▶ [Request]:
Extract the lines that hold the string "name".

___ Records for the exercise

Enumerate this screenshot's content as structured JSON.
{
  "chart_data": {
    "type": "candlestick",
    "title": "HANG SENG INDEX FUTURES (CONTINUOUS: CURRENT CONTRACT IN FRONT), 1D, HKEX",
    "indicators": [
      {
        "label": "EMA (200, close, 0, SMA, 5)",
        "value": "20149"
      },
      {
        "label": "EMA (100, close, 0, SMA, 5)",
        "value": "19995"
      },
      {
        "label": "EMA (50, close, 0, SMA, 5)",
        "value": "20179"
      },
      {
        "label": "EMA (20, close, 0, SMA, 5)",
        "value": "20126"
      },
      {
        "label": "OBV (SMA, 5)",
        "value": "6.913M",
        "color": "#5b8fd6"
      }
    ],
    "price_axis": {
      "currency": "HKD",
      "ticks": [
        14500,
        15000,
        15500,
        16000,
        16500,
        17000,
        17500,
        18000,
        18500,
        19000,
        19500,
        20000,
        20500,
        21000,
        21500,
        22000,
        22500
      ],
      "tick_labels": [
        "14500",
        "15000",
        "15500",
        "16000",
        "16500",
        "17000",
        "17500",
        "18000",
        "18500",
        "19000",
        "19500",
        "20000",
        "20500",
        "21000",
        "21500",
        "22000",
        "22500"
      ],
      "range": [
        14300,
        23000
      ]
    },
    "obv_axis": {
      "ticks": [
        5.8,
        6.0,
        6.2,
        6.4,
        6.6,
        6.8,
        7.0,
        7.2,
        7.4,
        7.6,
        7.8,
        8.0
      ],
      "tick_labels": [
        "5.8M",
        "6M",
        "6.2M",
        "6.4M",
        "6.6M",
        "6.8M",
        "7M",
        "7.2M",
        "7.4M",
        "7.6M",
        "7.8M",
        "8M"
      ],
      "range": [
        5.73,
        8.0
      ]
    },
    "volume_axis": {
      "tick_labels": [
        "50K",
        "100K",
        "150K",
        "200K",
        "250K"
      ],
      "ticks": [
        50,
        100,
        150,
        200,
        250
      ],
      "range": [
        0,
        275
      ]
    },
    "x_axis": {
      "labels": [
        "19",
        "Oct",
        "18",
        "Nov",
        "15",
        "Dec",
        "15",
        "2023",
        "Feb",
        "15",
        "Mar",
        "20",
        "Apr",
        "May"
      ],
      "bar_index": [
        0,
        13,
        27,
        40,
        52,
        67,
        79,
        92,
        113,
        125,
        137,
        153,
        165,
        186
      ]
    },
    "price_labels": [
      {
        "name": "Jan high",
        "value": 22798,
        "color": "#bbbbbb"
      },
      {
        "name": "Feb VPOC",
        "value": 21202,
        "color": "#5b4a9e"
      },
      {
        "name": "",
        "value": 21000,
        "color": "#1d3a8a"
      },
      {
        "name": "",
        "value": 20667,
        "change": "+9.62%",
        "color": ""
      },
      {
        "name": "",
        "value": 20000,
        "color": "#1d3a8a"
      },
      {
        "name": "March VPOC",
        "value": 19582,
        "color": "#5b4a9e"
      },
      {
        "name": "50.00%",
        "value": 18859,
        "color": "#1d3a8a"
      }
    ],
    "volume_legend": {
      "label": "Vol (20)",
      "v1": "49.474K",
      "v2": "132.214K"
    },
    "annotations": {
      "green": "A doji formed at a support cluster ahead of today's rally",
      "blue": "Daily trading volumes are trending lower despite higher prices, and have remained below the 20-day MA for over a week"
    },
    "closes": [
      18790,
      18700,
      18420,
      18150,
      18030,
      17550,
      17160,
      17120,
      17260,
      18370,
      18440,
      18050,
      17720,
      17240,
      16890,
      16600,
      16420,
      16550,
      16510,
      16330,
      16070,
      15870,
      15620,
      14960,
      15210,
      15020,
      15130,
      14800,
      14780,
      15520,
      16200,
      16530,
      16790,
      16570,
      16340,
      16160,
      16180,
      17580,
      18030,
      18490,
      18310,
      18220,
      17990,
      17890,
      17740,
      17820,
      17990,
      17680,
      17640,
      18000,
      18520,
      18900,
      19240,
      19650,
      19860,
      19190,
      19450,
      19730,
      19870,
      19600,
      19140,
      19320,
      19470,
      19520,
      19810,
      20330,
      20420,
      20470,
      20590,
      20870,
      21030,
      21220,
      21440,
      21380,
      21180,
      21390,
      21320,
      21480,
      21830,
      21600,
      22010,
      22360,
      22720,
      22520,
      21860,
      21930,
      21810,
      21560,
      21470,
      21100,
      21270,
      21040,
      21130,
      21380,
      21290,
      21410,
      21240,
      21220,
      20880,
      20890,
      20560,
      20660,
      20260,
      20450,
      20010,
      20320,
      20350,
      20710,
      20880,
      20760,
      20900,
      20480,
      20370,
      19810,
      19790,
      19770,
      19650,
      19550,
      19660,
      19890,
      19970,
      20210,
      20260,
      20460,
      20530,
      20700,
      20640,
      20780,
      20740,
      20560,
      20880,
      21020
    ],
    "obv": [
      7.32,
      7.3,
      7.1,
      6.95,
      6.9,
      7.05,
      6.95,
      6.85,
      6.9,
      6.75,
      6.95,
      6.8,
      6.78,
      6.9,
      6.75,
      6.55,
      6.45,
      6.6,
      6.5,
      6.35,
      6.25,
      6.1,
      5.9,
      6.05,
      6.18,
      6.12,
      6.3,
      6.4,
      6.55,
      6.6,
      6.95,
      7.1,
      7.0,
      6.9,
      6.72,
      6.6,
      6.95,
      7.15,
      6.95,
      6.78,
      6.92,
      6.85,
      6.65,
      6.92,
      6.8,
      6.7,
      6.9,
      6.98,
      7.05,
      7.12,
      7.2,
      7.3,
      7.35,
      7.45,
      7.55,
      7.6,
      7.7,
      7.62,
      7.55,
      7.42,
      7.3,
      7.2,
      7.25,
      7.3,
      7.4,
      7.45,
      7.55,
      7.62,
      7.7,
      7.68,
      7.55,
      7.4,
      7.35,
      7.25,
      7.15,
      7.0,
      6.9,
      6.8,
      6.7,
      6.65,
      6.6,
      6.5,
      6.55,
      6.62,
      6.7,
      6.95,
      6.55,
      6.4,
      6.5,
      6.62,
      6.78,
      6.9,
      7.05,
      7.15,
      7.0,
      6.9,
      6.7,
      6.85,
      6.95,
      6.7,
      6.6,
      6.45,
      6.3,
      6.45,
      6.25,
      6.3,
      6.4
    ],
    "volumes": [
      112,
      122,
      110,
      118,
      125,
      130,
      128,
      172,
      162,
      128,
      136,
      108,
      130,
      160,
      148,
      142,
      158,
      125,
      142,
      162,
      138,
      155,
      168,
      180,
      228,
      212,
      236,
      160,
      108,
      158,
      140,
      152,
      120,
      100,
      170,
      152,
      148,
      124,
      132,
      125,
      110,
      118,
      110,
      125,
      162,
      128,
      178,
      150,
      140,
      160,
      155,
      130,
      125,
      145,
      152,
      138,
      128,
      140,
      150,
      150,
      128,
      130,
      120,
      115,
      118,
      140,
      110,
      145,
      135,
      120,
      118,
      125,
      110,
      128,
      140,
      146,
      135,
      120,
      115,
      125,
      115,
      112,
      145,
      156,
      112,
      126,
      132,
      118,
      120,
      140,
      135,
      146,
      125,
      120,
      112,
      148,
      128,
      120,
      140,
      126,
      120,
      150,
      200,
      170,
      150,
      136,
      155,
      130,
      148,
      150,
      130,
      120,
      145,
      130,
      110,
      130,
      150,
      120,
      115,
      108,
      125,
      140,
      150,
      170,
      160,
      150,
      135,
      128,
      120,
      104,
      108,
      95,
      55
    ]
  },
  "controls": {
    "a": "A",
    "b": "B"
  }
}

______

▶ [Worked solution]:
        "name": "Jan high",
        "name": "Feb VPOC",
        "name": "",
        "name": "",
        "name": "",
        "name": "March VPOC",
        "name": "50.00%",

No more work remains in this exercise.